What to produce: Gather up the lines that contain "Einstellungen".

Record extracts:

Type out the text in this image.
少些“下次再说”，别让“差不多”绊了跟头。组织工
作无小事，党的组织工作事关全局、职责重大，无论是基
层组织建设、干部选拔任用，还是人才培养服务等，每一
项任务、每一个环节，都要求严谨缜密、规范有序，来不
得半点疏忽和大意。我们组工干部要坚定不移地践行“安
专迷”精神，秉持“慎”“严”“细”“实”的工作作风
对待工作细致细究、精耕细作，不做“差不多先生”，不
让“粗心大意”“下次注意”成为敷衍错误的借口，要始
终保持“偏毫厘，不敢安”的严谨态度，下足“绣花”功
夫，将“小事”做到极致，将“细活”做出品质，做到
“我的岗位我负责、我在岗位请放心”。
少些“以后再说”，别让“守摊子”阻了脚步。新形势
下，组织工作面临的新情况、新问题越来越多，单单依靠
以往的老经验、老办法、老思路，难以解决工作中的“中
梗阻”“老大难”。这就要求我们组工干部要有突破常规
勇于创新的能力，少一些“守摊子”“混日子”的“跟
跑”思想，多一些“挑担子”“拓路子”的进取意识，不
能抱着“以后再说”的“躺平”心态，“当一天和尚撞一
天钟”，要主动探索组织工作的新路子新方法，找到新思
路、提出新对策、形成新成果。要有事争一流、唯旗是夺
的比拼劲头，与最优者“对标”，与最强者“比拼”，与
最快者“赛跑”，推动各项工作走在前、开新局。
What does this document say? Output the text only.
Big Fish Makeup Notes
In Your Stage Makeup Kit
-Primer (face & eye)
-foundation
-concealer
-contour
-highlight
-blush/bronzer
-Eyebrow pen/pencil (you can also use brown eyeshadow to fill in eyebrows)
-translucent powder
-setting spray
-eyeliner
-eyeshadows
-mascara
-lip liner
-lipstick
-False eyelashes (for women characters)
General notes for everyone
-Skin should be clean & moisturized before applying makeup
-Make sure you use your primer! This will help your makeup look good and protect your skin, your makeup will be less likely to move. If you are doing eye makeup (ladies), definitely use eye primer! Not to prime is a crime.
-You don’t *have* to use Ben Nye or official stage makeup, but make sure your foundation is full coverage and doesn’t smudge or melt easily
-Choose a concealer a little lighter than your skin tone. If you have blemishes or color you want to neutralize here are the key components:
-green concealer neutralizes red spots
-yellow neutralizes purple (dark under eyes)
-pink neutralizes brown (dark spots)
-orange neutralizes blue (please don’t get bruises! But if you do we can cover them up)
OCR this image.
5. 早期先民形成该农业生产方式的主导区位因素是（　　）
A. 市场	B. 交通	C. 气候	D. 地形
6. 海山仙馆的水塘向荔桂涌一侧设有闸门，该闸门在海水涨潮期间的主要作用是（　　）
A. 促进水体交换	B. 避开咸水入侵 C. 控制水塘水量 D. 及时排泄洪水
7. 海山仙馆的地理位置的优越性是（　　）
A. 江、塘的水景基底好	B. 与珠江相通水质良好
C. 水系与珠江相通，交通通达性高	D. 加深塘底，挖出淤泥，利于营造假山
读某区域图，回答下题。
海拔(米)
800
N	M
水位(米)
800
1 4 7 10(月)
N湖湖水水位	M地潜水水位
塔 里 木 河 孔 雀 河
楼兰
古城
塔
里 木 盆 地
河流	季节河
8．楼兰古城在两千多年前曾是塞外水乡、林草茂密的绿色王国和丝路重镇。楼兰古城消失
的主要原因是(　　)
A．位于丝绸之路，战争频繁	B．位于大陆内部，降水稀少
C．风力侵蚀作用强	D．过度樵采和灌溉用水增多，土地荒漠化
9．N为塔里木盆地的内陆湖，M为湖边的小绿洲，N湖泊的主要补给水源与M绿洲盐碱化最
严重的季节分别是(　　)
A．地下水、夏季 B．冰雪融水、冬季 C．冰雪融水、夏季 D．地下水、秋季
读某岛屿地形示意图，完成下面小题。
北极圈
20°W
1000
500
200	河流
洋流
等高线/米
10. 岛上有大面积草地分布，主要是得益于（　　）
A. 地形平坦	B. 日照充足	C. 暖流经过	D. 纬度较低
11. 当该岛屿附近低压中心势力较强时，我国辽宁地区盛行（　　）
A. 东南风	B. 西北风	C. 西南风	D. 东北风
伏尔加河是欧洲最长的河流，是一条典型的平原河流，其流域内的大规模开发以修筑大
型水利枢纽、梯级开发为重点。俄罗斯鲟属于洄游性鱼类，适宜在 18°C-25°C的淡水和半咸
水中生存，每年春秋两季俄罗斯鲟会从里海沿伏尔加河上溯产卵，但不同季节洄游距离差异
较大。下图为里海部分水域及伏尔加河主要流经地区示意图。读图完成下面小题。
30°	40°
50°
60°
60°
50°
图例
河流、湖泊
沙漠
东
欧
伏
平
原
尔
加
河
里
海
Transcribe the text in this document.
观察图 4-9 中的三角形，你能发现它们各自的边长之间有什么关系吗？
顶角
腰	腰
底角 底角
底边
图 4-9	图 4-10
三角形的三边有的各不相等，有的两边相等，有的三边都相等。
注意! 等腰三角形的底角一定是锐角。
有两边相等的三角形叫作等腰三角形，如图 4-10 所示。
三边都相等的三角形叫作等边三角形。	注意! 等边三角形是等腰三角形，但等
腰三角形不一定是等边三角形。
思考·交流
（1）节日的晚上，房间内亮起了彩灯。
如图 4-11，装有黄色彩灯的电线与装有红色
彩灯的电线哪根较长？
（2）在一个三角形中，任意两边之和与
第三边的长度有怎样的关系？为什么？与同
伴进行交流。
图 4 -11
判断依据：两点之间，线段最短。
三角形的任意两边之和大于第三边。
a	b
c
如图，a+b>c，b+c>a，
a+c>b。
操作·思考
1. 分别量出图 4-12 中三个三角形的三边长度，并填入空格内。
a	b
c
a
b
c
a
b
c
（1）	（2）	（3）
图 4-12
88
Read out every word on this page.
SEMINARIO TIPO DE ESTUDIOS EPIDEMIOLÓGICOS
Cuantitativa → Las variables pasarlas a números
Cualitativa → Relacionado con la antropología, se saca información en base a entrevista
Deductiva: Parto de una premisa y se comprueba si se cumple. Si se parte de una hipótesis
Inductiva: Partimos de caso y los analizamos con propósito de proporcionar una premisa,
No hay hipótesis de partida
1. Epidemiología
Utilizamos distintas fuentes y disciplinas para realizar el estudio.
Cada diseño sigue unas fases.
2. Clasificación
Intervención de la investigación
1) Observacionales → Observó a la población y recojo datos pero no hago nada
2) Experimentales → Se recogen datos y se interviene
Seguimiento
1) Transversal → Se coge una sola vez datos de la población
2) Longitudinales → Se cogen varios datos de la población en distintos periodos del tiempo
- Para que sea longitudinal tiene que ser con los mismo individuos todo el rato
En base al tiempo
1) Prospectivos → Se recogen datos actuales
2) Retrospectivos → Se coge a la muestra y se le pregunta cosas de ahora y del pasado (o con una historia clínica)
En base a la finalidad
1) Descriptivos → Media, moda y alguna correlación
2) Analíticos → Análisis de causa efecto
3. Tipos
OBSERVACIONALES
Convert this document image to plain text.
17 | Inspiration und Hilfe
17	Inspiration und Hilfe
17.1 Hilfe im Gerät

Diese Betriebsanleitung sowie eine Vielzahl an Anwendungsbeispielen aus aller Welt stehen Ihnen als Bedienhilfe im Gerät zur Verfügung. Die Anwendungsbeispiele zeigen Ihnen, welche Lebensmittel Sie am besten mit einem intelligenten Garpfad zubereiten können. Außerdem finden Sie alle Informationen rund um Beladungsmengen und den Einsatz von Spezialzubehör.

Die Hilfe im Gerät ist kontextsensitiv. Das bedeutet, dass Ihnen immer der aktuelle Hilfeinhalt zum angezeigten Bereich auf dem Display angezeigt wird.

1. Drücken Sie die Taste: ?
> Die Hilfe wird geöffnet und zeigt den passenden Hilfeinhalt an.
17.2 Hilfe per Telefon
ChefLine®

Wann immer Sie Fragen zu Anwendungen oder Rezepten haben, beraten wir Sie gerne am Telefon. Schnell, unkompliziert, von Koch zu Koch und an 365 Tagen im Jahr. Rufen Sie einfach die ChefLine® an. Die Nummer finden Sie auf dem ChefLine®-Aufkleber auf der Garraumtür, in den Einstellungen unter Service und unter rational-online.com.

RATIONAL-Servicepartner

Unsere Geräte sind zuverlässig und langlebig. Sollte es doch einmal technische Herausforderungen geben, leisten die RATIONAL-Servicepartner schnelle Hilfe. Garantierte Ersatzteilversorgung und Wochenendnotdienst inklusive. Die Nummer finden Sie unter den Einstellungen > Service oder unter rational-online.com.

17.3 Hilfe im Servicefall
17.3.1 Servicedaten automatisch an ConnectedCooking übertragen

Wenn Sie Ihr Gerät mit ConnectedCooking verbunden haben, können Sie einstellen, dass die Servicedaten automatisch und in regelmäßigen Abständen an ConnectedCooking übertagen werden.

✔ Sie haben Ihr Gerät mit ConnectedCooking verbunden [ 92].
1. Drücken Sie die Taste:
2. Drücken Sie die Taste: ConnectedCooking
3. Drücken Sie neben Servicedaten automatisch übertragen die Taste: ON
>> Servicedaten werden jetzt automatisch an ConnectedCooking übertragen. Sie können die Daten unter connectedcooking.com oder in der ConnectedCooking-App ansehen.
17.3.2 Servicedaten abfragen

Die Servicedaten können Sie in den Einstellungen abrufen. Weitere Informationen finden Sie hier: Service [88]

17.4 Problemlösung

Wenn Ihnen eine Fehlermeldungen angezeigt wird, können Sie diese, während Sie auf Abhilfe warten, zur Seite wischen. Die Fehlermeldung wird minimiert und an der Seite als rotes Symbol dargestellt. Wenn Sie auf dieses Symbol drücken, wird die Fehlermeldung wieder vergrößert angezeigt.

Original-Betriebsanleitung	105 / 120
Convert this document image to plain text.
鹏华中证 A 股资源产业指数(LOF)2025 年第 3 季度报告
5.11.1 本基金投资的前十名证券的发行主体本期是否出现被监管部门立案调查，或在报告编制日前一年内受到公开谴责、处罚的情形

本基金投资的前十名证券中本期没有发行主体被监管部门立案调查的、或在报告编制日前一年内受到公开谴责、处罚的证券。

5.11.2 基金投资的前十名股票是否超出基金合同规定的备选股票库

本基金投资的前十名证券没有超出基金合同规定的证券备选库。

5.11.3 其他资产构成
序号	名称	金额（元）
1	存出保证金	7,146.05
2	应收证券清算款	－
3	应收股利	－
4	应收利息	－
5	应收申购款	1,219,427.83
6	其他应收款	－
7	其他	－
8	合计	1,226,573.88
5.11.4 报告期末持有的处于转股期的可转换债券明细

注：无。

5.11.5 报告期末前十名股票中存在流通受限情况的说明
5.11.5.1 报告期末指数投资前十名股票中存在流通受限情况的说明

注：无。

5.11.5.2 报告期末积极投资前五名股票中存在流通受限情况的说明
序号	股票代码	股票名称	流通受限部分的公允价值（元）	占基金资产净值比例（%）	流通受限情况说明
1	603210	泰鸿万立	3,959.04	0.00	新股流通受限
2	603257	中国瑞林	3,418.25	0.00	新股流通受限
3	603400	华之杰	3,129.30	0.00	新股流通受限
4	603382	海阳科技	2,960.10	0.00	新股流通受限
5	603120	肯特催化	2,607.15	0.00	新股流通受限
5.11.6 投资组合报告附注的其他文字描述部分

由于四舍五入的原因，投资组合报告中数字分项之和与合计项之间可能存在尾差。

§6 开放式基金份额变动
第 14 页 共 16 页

The response:
Wann immer Sie Fragen zu Anwendungen oder Rezepten haben, beraten wir Sie gerne am Telefon. Schnell, unkompliziert, von Koch zu Koch und an 365 Tagen im Jahr. Rufen Sie einfach die ChefLine® an. Die Nummer finden Sie auf dem ChefLine®-Aufkleber auf der Garraumtür, in den Einstellungen unter Service und unter rational-online.com.
Unsere Geräte sind zuverlässig und langlebig. Sollte es doch einmal technische Herausforderungen geben, leisten die RATIONAL-Servicepartner schnelle Hilfe. Garantierte Ersatzteilversorgung und Wochenendnotdienst inklusive. Die Nummer finden Sie unter den Einstellungen > Service oder unter rational-online.com.
Die Servicedaten können Sie in den Einstellungen abrufen. Weitere Informationen finden Sie hier: Service [88]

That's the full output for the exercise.